━━━ Texte de lecture ━━━

Mais je vous passe les détails de cette période, donc.
D’abord parce que ce n’est pas le sujet, que tout est (presque) derrière nous et surtout, surtout parce que tout est pardonné.
C’est qu’au fond, je l’aime bien moi Mireille. Elle m’a obligé à apprendre à discuter calmement de mes passions, à démonter, à démontrer, à faire preuve de pédagogie et de patience face à des gens bourrés de certitudes. Et mine de rien, grâce à la psychose ambiante, j’ai pu trainer mes parents à des tables rondes à propos de la (pseudo) dangerosité des jeux de rôle et emporter leur soutien, même face aux regards horrifiés des adultes qui apprenaient comment je passais mes week-ends.
Et puis parce que Mireille Dumas, pour moi, c’est à tout jamais Grosseille Tuba, la journaliste à laquelle mes joueurs ont mis une misère monumentale pendant une partie d’In Nomine Satanis / Magna Verita, l’un des trois seuls jeux que j’ai jamais masterisé (ça veut dire que le conteur, le maître du jeu, c’était moi).

━━━ Section des données ━━━

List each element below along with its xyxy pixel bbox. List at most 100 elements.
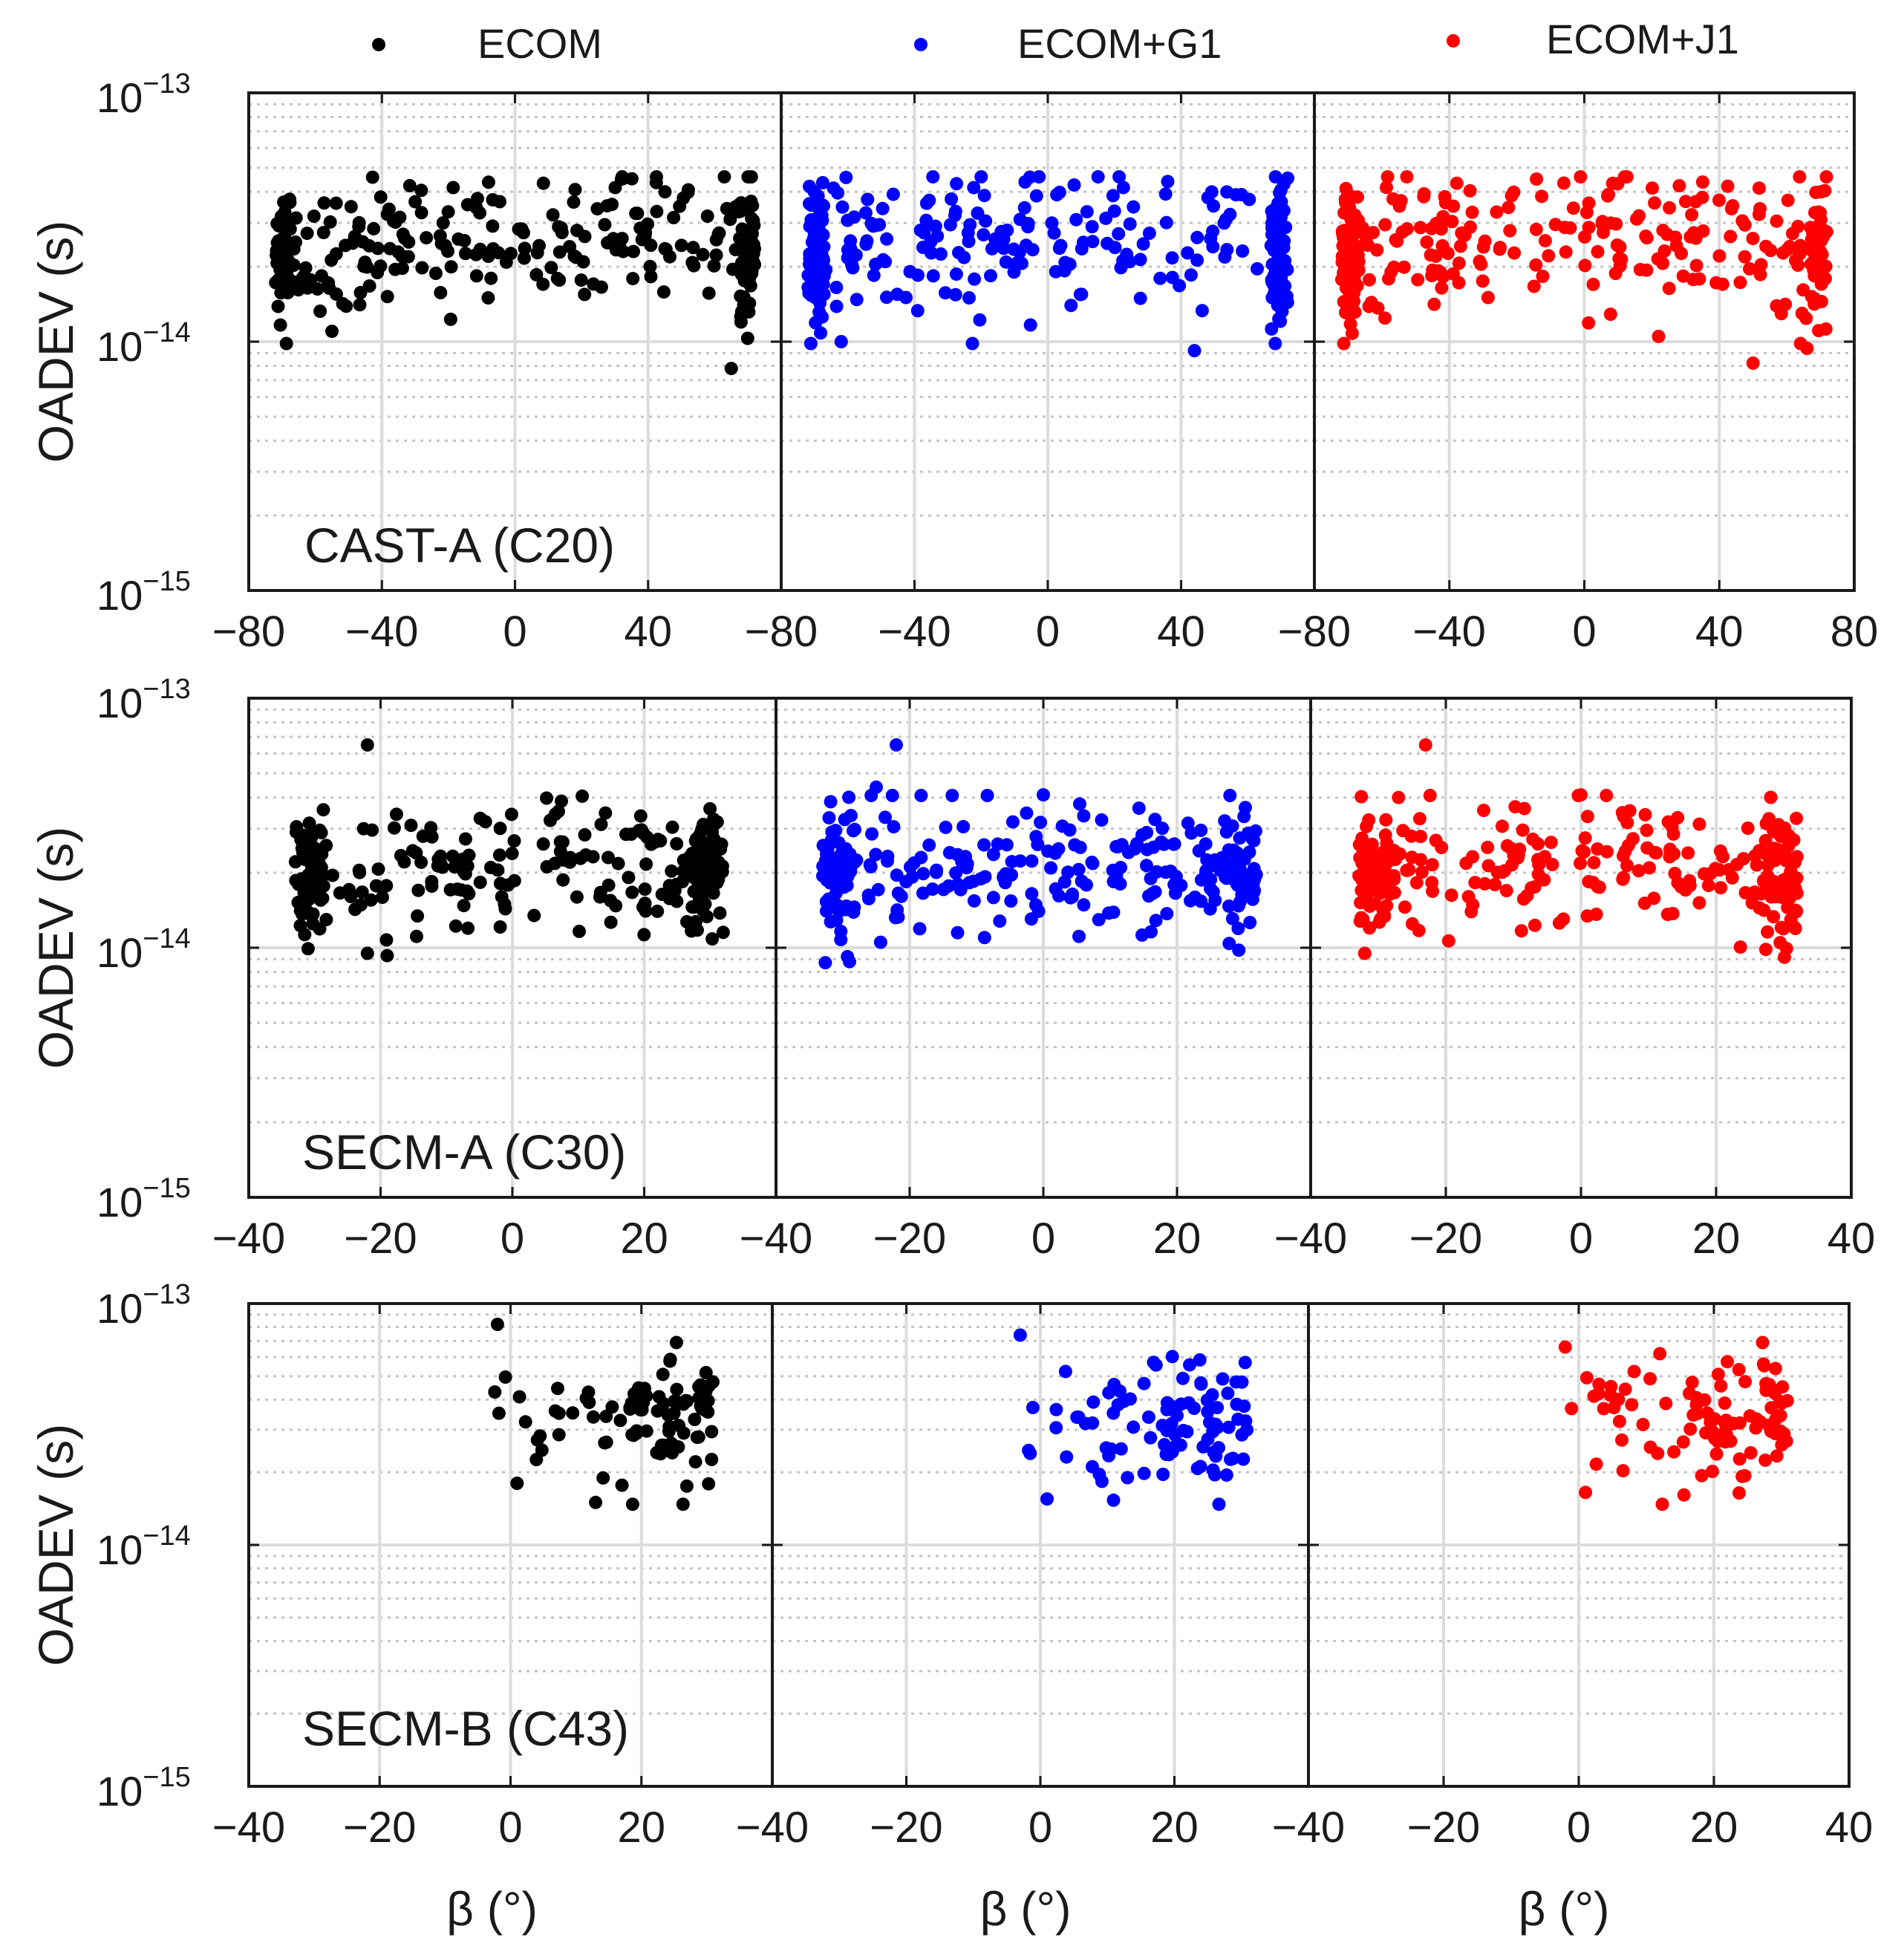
data-point — [1738, 1375, 1753, 1389]
data-point — [977, 228, 991, 242]
data-point — [1080, 205, 1094, 219]
x-tick-label: −40 — [212, 1803, 285, 1852]
data-point — [1444, 888, 1458, 902]
data-point — [1223, 207, 1237, 221]
data-point — [1429, 833, 1443, 847]
data-point — [1611, 1393, 1626, 1407]
data-point — [1398, 900, 1412, 914]
data-point — [1216, 1372, 1230, 1386]
data-point — [460, 198, 475, 212]
panel-row1-col2: −80 −40 0 40 — [745, 91, 1316, 656]
data-point — [388, 262, 402, 276]
data-point — [1026, 243, 1040, 257]
data-point — [576, 255, 590, 269]
panel-row1-col1: −80 −40 0 40 — [212, 91, 783, 656]
data-point — [929, 865, 943, 879]
data-point — [1106, 905, 1121, 920]
data-point — [806, 232, 821, 245]
data-point — [1210, 1401, 1225, 1415]
data-point — [1686, 273, 1700, 287]
data-point — [1758, 1453, 1773, 1467]
data-point — [1361, 865, 1375, 879]
data-point — [298, 928, 312, 942]
data-point — [289, 211, 303, 225]
data-point-outlier — [1574, 788, 1588, 802]
data-point — [1017, 201, 1031, 215]
data-point — [1435, 281, 1449, 295]
data-point — [1580, 810, 1594, 824]
data-point — [1049, 882, 1063, 896]
data-point — [319, 913, 333, 927]
data-point — [302, 816, 316, 830]
x-tick-label: 0 — [1567, 1803, 1591, 1852]
data-point — [1655, 1497, 1669, 1512]
data-point — [633, 809, 648, 823]
data-point — [1379, 813, 1393, 827]
data-point — [986, 891, 1000, 905]
data-point — [1195, 304, 1209, 318]
data-point — [1676, 1435, 1690, 1449]
y-axis-label: OADEV (s) — [28, 827, 83, 1069]
data-point — [1698, 867, 1711, 881]
x-tick-label: 80 — [1830, 608, 1879, 656]
data-point — [469, 269, 483, 283]
data-point — [891, 910, 905, 924]
data-point — [1536, 270, 1550, 283]
data-point — [1190, 230, 1204, 244]
data-point — [1137, 1466, 1151, 1480]
data-point — [1267, 203, 1281, 217]
data-point — [1753, 267, 1767, 282]
data-point — [1049, 1402, 1063, 1416]
data-point — [1351, 255, 1364, 269]
data-point — [1386, 192, 1400, 206]
data-point — [1095, 1474, 1109, 1488]
x-tick-label: −20 — [1407, 1803, 1480, 1852]
data-point — [1478, 234, 1492, 248]
x-tick-label: 20 — [620, 1214, 668, 1263]
data-point — [1738, 218, 1752, 232]
data-point — [1066, 887, 1080, 901]
data-point — [379, 933, 394, 947]
data-point — [271, 299, 285, 313]
data-point — [1232, 943, 1246, 957]
data-point — [1529, 222, 1543, 236]
data-point — [1616, 872, 1630, 886]
data-point — [670, 1382, 684, 1396]
data-point — [1013, 854, 1027, 868]
data-point — [626, 272, 640, 286]
data-point — [1708, 1431, 1722, 1445]
data-point — [1160, 1402, 1174, 1416]
data-point — [515, 222, 529, 236]
data-point — [1207, 853, 1222, 867]
data-point — [849, 248, 863, 262]
data-point — [578, 828, 592, 842]
data-point — [1733, 276, 1747, 290]
data-point — [916, 886, 930, 900]
data-point — [552, 1406, 566, 1420]
data-point — [1222, 1420, 1236, 1434]
data-point — [1411, 273, 1425, 287]
data-point — [504, 807, 518, 821]
data-point — [813, 296, 827, 310]
data-point — [317, 196, 331, 210]
data-point — [1770, 1449, 1784, 1463]
data-point — [962, 876, 977, 890]
data-point — [1527, 279, 1541, 293]
data-point — [323, 215, 337, 229]
data-point — [1488, 877, 1502, 891]
data-point — [1136, 237, 1150, 251]
data-point — [1072, 929, 1086, 943]
data-point — [1427, 297, 1441, 311]
data-point — [1277, 177, 1291, 191]
data-point — [916, 867, 930, 881]
data-point — [965, 336, 979, 351]
x-axis-label: β (°) — [980, 1882, 1072, 1936]
data-point — [574, 273, 588, 287]
data-point — [1207, 1445, 1221, 1460]
data-point — [305, 827, 319, 840]
data-point — [1236, 244, 1250, 258]
data-point — [1023, 318, 1037, 332]
data-point — [1141, 1410, 1155, 1424]
data-point — [1233, 831, 1247, 845]
data-point — [658, 185, 672, 199]
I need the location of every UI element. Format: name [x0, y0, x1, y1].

━━━

§ **Liste des consignes**:
a - Dans le texte sur les jeux de rôle, quel nom reste à tout jamais associé à Mireille Dumas ?
b - Recopiez le passage du texte sur les jeux de rôle compris entre « Mais je vous » et « passais mes week-ends. », ces deux extrémités incluses.

§ **Réponses par consigne**:
a - Grosseille Tuba.

b -
Mais je vous passe les détails de cette période, donc.
D’abord parce que ce n’est pas le sujet, que tout est (presque) derrière nous et surtout, surtout parce que tout est pardonné.
C’est qu’au fond, je l’aime bien moi Mireille. Elle m’a obligé à apprendre à discuter calmement de mes passions, à démonter, à démontrer, à faire preuve de pédagogie et de patience face à des gens bourrés de certitudes. Et mine de rien, grâce à la psychose ambiante, j’ai pu trainer mes parents à des tables rondes à propos de la (pseudo) dangerosité des jeux de rôle et emporter leur soutien, même face aux regards horrifiés des adultes qui apprenaient comment je passais mes week-ends.